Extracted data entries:
▽
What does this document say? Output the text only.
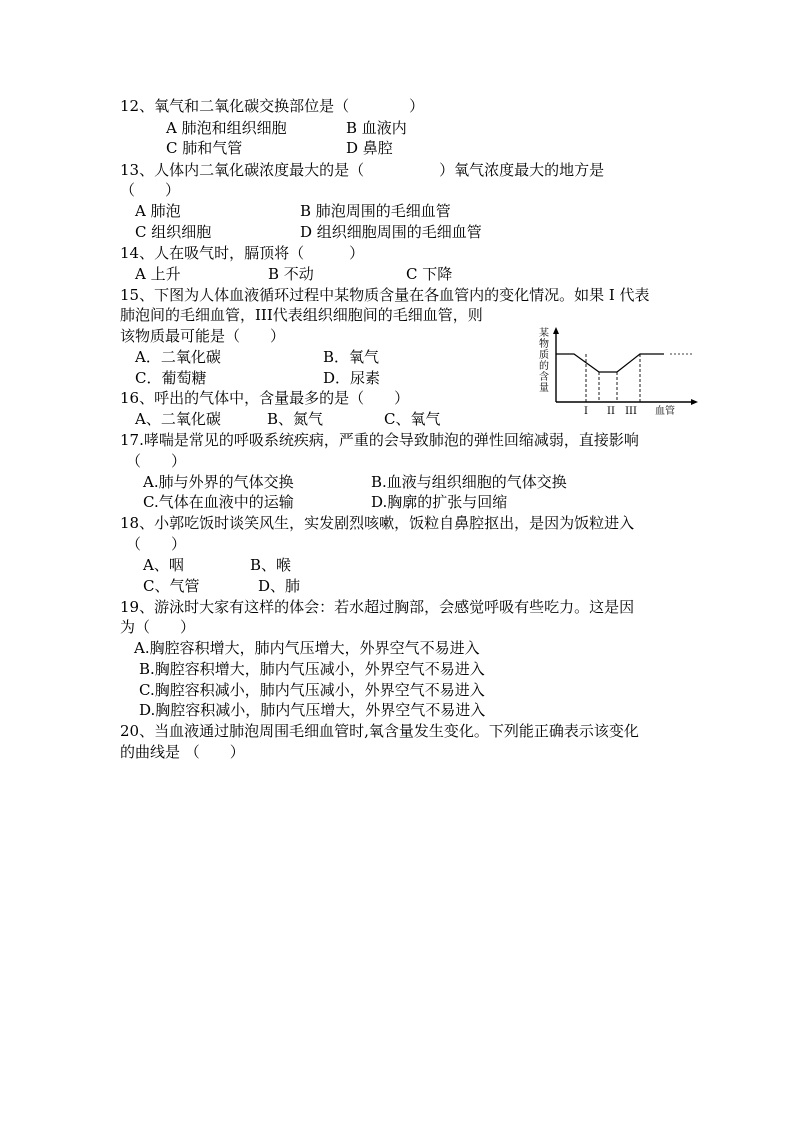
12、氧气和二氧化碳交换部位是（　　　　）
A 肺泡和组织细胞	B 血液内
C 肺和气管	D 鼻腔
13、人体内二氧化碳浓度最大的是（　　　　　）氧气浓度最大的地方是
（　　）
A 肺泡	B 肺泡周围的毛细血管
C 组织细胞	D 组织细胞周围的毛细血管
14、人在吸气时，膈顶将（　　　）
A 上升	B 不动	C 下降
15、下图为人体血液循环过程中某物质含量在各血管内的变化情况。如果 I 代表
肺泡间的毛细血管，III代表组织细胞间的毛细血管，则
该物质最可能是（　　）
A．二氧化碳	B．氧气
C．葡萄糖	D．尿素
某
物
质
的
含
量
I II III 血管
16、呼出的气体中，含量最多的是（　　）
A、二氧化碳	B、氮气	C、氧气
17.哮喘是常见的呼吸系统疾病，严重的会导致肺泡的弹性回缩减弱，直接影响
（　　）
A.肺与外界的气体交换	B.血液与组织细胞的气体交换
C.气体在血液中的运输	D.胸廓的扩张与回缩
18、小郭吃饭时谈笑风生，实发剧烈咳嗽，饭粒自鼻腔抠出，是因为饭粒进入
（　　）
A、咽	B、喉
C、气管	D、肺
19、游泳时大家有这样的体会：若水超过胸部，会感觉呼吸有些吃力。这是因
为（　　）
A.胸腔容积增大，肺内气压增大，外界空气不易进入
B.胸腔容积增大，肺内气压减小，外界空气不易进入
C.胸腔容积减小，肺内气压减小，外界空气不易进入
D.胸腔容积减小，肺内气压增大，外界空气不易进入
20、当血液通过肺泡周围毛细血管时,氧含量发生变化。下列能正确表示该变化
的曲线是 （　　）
△
Without the pictures, restate all the entries above exactly.

What does this document say? Output the text only.
12、氧气和二氧化碳交换部位是（　　　　）
A 肺泡和组织细胞	B 血液内
C 肺和气管	D 鼻腔
13、人体内二氧化碳浓度最大的是（　　　　　）氧气浓度最大的地方是
（　　）
A 肺泡	B 肺泡周围的毛细血管
C 组织细胞	D 组织细胞周围的毛细血管
14、人在吸气时，膈顶将（　　　）
A 上升	B 不动	C 下降
15、下图为人体血液循环过程中某物质含量在各血管内的变化情况。如果 I 代表
肺泡间的毛细血管，III代表组织细胞间的毛细血管，则
该物质最可能是（　　）
A．二氧化碳	B．氧气
C．葡萄糖	D．尿素
某
物
质
的
含
量
I II III 血管
16、呼出的气体中，含量最多的是（　　）
A、二氧化碳	B、氮气	C、氧气
17.哮喘是常见的呼吸系统疾病，严重的会导致肺泡的弹性回缩减弱，直接影响
（　　）
A.肺与外界的气体交换	B.血液与组织细胞的气体交换
C.气体在血液中的运输	D.胸廓的扩张与回缩
18、小郭吃饭时谈笑风生，实发剧烈咳嗽，饭粒自鼻腔抠出，是因为饭粒进入
（　　）
A、咽	B、喉
C、气管	D、肺
19、游泳时大家有这样的体会：若水超过胸部，会感觉呼吸有些吃力。这是因
为（　　）
A.胸腔容积增大，肺内气压增大，外界空气不易进入
B.胸腔容积增大，肺内气压减小，外界空气不易进入
C.胸腔容积减小，肺内气压减小，外界空气不易进入
D.胸腔容积减小，肺内气压增大，外界空气不易进入
20、当血液通过肺泡周围毛细血管时,氧含量发生变化。下列能正确表示该变化
的曲线是 （　　）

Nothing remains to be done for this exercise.